▸ **RECORD EXCERPTS**
※
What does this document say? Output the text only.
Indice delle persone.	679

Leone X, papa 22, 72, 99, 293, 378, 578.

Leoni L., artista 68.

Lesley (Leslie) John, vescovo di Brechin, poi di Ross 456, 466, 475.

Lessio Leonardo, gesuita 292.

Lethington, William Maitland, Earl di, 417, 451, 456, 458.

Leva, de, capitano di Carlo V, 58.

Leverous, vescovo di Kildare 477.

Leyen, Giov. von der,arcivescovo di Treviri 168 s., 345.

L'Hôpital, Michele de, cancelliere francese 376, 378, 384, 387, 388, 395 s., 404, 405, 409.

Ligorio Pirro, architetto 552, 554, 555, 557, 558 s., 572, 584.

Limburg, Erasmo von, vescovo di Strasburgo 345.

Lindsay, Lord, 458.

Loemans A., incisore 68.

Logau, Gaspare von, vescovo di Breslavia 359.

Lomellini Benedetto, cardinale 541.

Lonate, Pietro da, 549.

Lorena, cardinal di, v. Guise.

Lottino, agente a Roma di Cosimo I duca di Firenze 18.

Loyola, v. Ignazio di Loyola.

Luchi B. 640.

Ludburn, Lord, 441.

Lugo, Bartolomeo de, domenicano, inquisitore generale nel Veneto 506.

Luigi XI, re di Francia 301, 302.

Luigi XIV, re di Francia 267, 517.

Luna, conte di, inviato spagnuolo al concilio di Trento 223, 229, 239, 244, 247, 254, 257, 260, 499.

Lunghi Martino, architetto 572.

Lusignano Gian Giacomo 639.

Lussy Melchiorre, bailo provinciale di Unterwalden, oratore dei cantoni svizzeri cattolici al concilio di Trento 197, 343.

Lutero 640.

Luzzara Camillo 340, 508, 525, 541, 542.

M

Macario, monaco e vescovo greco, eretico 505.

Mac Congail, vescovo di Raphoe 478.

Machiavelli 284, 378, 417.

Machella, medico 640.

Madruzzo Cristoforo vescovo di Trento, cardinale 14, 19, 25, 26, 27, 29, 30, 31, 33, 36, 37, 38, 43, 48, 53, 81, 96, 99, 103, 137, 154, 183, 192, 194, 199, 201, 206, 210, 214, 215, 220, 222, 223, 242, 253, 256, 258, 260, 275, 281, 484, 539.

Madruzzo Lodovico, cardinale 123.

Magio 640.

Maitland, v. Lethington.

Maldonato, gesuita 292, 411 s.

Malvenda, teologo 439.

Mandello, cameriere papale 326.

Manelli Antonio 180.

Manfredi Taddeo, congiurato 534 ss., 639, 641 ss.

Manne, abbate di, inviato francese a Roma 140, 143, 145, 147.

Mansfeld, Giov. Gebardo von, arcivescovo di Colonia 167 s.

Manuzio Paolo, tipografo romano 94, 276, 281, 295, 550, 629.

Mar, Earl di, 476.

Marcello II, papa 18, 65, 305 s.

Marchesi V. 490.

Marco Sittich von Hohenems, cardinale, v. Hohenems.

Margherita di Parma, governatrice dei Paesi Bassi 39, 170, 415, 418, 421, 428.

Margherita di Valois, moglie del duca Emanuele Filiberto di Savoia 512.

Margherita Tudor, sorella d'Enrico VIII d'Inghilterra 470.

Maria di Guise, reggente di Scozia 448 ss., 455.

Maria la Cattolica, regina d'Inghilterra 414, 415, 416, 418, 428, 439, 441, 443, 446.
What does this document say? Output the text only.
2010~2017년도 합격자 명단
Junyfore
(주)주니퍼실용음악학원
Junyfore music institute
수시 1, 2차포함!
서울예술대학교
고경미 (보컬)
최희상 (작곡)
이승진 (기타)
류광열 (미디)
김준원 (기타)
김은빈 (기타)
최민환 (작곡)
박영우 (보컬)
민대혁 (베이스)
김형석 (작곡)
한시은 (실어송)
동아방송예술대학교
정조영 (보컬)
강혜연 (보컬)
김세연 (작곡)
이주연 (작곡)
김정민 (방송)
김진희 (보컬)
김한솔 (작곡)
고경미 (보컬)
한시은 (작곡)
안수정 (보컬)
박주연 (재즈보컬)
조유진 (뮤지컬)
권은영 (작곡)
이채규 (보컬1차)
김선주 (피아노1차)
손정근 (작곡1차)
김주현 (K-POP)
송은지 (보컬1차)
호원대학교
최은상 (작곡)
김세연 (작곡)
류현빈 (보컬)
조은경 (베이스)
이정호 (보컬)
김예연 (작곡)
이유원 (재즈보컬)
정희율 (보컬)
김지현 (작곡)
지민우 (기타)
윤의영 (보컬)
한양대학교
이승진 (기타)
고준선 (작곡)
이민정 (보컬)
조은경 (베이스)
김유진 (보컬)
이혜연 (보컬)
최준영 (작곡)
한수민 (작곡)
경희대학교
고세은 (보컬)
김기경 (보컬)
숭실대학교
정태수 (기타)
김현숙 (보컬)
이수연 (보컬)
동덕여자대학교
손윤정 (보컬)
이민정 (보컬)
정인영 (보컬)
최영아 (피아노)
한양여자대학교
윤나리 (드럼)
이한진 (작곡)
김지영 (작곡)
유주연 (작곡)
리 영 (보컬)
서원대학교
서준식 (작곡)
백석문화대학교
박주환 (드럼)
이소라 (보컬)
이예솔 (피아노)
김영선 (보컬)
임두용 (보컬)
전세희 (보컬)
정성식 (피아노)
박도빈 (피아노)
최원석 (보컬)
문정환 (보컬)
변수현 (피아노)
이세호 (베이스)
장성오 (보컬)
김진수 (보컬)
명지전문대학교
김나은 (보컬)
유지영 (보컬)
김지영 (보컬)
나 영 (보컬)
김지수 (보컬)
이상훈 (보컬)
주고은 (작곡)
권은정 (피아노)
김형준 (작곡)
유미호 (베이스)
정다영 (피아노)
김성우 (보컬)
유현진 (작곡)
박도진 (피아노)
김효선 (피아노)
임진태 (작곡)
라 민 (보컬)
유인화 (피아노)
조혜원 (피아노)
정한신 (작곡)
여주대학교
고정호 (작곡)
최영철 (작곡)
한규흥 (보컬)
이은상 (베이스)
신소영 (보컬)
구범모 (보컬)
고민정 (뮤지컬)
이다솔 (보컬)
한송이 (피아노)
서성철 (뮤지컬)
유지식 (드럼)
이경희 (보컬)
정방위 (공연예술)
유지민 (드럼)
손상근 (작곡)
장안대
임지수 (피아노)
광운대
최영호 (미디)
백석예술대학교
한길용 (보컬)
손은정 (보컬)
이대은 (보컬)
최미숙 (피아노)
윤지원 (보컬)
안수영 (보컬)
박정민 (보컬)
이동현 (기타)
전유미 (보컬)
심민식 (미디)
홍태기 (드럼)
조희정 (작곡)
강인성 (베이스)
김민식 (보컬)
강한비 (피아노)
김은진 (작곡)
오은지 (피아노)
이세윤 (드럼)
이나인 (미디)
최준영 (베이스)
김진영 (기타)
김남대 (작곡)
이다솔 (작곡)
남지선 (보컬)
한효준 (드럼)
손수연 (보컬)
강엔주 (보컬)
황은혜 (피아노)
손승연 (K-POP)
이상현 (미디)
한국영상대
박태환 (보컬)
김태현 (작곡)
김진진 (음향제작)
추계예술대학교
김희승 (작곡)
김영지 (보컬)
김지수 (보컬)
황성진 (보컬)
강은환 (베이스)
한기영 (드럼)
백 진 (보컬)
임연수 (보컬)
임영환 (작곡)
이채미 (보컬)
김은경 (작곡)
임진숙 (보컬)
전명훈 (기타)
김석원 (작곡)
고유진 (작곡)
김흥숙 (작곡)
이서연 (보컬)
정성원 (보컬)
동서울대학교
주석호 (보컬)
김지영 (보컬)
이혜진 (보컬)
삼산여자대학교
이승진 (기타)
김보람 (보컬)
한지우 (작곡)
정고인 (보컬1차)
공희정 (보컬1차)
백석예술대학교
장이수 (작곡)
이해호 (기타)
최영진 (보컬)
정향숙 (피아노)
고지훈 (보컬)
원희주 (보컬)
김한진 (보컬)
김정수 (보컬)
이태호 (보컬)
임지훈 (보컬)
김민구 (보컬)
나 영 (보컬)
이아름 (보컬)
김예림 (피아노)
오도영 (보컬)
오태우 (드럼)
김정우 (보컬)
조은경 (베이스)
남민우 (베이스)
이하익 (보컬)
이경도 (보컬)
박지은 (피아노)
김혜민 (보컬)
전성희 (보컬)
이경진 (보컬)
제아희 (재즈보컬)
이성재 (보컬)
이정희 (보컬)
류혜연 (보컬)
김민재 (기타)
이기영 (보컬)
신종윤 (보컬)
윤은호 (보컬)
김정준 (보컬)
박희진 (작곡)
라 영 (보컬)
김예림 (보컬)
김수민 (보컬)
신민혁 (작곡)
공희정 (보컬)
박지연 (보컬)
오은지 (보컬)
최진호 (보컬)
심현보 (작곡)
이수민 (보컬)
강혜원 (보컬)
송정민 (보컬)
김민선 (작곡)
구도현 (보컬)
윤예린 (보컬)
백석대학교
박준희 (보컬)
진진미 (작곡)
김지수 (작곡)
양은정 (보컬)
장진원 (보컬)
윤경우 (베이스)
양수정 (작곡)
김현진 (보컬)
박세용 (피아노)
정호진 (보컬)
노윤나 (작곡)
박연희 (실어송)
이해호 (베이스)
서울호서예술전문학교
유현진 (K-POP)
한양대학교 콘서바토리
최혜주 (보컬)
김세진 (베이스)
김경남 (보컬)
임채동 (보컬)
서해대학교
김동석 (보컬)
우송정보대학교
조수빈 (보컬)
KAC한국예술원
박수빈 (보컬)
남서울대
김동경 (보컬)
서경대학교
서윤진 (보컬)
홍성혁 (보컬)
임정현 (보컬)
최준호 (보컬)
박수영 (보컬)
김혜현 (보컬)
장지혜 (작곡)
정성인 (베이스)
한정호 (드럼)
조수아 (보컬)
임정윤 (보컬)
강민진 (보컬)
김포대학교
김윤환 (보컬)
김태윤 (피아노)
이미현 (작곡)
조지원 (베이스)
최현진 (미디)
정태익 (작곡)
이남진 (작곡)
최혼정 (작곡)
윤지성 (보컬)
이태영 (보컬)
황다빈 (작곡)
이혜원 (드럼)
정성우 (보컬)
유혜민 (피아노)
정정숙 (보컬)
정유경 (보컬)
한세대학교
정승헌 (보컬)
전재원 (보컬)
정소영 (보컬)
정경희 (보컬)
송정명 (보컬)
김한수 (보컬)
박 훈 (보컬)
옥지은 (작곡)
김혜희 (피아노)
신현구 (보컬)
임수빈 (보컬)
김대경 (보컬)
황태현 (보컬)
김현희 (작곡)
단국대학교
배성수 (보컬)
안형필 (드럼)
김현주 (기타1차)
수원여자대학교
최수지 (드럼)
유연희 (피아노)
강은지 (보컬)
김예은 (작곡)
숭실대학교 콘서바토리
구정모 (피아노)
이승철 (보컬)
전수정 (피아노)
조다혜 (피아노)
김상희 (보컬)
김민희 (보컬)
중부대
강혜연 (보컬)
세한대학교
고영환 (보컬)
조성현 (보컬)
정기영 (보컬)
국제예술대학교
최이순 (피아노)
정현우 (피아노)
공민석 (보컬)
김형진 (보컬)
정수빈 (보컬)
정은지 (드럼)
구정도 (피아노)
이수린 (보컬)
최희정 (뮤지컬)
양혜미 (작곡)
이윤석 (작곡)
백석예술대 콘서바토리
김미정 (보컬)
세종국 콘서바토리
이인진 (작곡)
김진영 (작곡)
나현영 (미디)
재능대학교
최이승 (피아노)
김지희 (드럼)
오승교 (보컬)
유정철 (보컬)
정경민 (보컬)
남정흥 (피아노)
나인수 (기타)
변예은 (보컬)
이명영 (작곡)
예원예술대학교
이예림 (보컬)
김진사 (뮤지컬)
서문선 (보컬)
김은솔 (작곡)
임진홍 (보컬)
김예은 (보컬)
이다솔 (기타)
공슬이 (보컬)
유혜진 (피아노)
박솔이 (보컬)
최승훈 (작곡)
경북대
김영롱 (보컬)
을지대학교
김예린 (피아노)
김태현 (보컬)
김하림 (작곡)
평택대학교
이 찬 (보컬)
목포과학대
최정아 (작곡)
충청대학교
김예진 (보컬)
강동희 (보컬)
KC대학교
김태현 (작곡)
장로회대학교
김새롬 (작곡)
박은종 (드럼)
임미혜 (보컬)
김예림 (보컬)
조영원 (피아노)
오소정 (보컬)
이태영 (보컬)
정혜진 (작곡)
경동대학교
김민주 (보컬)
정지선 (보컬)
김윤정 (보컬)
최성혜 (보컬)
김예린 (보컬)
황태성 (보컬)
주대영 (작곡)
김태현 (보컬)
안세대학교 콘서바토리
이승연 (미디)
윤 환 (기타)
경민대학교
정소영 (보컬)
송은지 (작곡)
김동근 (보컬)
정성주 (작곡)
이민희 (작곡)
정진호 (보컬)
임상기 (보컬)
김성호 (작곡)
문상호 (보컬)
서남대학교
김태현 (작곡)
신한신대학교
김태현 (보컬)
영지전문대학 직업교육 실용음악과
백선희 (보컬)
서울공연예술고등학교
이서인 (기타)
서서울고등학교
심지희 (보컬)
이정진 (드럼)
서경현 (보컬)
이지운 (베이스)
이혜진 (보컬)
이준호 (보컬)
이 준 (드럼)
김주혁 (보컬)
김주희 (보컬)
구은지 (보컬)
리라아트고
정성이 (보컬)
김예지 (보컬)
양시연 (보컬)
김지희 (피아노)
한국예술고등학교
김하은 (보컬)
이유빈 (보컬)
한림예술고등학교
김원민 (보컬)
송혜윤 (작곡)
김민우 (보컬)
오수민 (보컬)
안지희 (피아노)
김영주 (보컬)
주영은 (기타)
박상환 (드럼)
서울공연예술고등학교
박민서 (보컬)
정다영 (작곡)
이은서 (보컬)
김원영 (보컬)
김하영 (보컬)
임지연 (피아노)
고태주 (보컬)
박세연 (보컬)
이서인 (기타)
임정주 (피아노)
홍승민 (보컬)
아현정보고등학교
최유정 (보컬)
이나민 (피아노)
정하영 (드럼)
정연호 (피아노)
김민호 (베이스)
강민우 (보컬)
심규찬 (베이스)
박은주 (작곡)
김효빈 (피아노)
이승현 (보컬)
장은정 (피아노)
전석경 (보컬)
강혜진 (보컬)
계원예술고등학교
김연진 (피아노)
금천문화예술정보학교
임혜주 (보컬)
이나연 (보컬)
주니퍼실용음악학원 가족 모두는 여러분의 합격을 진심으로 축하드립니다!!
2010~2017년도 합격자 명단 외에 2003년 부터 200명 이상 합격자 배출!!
※
▸ **YOUR OBJECTIVE**
Reply with nothing except the number of lines in the listing above that include the string "Luigi".

▸ **CORRECT OUTPUT**
2